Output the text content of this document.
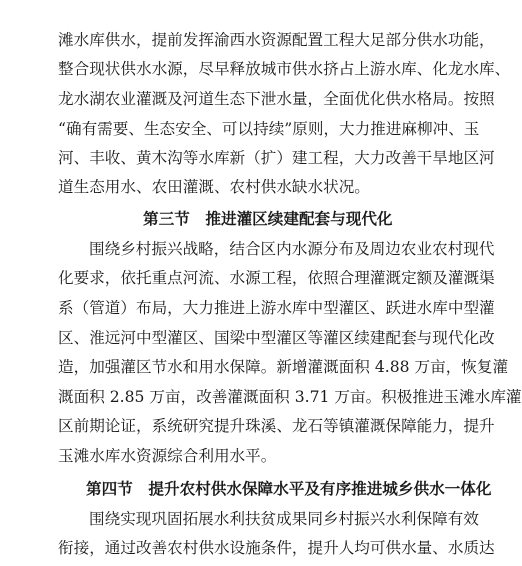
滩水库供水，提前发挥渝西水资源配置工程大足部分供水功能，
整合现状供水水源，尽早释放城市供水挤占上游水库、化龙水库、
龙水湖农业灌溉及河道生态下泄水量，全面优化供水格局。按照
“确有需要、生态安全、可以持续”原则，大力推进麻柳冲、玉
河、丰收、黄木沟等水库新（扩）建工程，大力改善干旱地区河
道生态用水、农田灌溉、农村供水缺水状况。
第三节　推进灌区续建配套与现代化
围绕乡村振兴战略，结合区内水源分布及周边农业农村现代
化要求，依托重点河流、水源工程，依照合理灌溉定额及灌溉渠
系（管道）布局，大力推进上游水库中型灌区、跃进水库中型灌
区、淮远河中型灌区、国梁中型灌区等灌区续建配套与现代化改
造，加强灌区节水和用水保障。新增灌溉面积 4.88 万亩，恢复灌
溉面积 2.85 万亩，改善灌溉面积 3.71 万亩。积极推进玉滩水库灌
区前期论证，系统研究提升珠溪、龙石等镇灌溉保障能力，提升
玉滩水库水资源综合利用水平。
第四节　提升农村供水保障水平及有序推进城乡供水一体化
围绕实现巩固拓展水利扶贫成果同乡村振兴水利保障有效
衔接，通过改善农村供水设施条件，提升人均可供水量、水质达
* * *
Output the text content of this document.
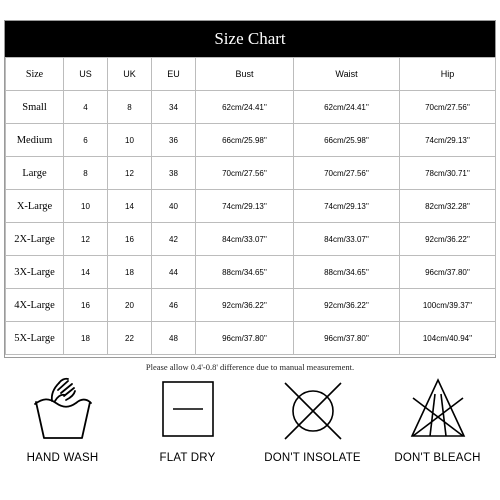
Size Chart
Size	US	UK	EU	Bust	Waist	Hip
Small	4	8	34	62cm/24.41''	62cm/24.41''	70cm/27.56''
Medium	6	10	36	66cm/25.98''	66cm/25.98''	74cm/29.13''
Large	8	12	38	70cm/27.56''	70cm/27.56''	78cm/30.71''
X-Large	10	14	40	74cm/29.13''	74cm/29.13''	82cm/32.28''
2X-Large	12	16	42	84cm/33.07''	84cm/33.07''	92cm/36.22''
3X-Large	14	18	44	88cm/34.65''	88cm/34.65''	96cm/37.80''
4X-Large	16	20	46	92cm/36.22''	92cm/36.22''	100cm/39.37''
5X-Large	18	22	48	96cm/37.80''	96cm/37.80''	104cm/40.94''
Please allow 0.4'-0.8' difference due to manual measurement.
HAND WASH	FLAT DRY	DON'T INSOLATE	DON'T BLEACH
* * *
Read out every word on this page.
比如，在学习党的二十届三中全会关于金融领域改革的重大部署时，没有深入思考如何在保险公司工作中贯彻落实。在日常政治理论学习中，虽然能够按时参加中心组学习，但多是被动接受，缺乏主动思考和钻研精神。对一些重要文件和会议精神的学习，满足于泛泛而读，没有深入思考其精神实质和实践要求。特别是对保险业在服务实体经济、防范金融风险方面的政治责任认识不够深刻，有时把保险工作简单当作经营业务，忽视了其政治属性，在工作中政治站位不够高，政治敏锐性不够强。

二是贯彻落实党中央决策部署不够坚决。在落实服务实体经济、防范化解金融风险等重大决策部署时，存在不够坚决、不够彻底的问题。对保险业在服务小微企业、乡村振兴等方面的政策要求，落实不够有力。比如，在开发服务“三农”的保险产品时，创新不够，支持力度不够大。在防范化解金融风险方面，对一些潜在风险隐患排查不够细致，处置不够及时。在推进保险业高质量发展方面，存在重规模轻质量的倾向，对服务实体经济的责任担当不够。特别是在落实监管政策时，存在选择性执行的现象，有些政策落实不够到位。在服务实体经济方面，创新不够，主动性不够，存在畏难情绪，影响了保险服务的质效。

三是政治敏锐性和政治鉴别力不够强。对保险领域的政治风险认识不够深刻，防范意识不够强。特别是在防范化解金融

(WORK REQUIRED) In the records above, how many lines hold the string "Size"? Reply with only the number.

(REPLY TO THE EXERCISE) 2